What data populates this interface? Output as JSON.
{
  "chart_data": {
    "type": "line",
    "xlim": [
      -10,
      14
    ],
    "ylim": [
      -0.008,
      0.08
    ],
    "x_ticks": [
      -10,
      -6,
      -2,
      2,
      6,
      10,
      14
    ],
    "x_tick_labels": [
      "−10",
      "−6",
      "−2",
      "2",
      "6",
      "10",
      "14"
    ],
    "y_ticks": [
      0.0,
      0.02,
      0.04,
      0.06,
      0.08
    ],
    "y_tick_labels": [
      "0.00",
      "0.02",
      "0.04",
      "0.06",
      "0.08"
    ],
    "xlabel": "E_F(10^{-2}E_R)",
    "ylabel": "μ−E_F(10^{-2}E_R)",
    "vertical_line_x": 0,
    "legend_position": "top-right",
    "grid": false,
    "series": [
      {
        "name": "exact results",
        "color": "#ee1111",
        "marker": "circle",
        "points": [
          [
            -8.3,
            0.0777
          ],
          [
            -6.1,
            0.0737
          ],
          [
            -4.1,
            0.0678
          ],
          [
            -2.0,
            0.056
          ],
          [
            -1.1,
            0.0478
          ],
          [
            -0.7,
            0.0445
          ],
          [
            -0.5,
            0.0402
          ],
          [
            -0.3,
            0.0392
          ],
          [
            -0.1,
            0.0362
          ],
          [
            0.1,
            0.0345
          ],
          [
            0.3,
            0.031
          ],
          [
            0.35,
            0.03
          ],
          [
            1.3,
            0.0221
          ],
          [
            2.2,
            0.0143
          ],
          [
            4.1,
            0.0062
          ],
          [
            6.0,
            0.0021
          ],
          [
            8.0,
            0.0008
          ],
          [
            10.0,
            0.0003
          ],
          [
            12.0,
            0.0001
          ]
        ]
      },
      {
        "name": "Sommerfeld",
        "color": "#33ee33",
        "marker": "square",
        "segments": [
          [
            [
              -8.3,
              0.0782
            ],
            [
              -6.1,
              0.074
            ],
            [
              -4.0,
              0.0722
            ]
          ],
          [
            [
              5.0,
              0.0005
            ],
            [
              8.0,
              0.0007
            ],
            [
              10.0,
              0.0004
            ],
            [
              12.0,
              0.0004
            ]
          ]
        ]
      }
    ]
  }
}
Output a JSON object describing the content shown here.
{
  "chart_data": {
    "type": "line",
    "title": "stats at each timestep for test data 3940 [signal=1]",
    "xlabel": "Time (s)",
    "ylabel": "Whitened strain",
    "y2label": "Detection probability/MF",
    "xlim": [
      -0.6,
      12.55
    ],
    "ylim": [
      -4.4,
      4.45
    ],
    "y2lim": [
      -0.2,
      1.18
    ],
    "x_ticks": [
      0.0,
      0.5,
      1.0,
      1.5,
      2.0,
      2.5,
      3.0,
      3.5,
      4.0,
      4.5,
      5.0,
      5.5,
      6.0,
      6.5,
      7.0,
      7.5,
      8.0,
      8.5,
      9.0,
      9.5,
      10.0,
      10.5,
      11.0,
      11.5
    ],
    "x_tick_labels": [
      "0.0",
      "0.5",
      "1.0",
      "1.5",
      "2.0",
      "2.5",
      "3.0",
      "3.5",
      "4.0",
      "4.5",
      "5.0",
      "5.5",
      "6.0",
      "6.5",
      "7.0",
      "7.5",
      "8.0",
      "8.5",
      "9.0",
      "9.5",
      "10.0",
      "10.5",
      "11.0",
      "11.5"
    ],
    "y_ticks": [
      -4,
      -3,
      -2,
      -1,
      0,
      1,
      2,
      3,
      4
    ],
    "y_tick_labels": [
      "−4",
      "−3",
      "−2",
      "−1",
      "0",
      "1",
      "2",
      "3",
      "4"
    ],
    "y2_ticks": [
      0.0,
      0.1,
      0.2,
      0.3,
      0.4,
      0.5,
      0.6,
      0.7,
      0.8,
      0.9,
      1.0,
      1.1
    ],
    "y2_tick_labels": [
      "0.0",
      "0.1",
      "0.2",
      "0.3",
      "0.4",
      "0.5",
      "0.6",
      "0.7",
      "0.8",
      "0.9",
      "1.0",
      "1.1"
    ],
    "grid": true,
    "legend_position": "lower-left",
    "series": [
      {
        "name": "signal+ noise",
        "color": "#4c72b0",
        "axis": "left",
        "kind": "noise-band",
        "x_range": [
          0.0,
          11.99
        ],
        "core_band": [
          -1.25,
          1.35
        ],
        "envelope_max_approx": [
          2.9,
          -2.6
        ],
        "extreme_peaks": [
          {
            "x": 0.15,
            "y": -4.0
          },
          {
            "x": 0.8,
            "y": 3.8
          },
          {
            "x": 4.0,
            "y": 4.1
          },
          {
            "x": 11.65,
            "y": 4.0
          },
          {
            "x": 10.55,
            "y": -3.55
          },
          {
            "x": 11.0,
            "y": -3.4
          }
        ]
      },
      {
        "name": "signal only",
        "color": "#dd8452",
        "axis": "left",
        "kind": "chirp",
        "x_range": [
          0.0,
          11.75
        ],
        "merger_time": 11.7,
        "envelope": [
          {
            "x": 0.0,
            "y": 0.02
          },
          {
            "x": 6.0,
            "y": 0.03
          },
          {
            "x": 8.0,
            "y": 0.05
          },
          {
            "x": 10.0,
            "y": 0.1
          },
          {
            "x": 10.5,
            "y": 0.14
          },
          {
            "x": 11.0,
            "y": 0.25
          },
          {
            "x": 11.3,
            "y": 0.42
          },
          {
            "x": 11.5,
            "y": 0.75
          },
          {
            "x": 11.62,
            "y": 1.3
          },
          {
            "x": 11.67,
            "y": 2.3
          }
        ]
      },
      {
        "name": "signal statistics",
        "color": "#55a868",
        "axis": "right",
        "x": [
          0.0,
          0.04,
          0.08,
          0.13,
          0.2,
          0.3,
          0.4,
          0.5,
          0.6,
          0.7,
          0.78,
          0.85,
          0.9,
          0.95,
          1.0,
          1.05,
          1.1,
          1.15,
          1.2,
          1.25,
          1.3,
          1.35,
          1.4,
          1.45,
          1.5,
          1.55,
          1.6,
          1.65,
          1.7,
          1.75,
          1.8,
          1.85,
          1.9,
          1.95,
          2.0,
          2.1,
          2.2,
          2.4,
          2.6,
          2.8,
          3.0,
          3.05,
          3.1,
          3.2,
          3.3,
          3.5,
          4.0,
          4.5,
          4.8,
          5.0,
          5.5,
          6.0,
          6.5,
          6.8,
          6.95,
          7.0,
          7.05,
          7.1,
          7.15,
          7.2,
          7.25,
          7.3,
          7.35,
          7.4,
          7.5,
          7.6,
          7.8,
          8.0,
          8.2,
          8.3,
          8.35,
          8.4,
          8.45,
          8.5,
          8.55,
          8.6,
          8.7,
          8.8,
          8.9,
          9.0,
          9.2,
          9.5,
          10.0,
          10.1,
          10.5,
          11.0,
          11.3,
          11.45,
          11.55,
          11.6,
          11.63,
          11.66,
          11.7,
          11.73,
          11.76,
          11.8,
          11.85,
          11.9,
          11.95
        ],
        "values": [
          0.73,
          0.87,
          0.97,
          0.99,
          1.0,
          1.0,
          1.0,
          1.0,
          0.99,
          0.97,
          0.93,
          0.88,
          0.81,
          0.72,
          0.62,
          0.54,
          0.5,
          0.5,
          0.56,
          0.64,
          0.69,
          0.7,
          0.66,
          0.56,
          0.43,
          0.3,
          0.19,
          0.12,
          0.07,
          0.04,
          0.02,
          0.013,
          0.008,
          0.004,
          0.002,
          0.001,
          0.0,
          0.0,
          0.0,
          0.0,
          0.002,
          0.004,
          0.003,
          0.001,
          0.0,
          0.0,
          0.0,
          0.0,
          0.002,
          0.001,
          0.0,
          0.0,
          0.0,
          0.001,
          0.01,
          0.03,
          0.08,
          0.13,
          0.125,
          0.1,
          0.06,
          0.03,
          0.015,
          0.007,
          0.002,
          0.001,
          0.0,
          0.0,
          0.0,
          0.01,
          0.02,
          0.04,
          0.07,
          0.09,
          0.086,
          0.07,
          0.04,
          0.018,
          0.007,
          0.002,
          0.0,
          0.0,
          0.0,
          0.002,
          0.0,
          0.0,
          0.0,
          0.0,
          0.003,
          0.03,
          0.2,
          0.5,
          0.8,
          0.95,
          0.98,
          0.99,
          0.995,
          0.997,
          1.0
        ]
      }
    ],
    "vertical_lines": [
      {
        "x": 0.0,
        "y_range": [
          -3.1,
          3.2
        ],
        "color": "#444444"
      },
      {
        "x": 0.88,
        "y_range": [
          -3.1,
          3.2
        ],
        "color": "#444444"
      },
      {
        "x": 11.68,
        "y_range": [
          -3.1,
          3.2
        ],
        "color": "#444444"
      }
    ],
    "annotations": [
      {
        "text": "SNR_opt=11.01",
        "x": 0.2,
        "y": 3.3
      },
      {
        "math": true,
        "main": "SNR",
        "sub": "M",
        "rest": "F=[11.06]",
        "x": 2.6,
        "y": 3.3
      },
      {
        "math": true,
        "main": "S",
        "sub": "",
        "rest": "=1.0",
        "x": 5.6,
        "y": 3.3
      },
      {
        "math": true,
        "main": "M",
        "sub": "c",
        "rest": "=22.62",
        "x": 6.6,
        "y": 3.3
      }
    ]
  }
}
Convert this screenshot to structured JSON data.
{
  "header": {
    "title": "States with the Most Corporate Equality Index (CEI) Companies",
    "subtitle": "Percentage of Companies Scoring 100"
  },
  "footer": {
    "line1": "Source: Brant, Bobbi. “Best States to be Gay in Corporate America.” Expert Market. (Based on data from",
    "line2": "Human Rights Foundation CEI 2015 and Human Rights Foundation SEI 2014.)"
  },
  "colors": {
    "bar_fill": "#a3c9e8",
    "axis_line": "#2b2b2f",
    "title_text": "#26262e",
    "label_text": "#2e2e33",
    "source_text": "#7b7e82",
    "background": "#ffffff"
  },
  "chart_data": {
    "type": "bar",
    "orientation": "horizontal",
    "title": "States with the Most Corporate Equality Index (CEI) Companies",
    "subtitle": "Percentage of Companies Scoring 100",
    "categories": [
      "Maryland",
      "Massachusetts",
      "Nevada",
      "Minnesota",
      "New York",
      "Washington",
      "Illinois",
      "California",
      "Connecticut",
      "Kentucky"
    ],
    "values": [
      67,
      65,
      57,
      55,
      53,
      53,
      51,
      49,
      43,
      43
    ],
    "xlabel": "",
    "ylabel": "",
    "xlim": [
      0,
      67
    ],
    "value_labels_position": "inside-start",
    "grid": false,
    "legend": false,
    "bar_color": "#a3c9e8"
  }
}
§
▶ WHAT THE TASK REQUIRES: Going through the data above, count the lines where the string "Scoring" appears, and answer with only that number.

▶ SOLUTION TO THIS TASK: 2